TASK DESCRIPTION: State the number of lines below in which the word "vacancy" appears. Nothing else belongs in the answer.
——————————
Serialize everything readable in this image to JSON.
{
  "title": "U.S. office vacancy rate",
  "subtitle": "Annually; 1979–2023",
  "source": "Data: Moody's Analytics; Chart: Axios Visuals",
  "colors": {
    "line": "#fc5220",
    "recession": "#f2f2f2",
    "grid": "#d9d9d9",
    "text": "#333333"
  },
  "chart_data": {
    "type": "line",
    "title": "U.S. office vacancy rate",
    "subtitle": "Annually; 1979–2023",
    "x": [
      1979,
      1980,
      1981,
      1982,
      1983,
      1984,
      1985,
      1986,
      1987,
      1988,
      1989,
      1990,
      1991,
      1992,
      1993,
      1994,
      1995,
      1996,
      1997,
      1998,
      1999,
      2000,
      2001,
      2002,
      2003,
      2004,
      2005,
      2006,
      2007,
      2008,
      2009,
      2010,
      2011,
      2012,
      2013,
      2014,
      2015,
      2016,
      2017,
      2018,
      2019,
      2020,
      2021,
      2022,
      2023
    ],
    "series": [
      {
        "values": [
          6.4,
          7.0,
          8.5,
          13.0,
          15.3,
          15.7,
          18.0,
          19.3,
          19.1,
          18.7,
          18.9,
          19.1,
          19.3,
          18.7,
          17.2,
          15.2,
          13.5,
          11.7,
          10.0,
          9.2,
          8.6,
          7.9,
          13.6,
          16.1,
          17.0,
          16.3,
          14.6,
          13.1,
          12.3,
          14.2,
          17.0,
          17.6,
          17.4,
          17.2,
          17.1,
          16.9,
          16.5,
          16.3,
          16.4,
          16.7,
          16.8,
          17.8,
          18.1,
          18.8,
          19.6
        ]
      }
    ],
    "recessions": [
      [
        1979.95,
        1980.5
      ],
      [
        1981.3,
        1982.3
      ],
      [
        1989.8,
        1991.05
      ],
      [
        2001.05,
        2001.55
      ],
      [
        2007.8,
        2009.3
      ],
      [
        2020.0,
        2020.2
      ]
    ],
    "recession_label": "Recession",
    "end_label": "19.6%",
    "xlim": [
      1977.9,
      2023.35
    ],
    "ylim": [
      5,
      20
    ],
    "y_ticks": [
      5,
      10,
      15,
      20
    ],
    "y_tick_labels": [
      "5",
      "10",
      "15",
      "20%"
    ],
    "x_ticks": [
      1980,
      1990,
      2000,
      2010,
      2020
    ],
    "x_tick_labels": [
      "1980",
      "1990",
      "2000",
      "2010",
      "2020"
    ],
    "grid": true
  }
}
——————————
SOLUTION BELOW: 2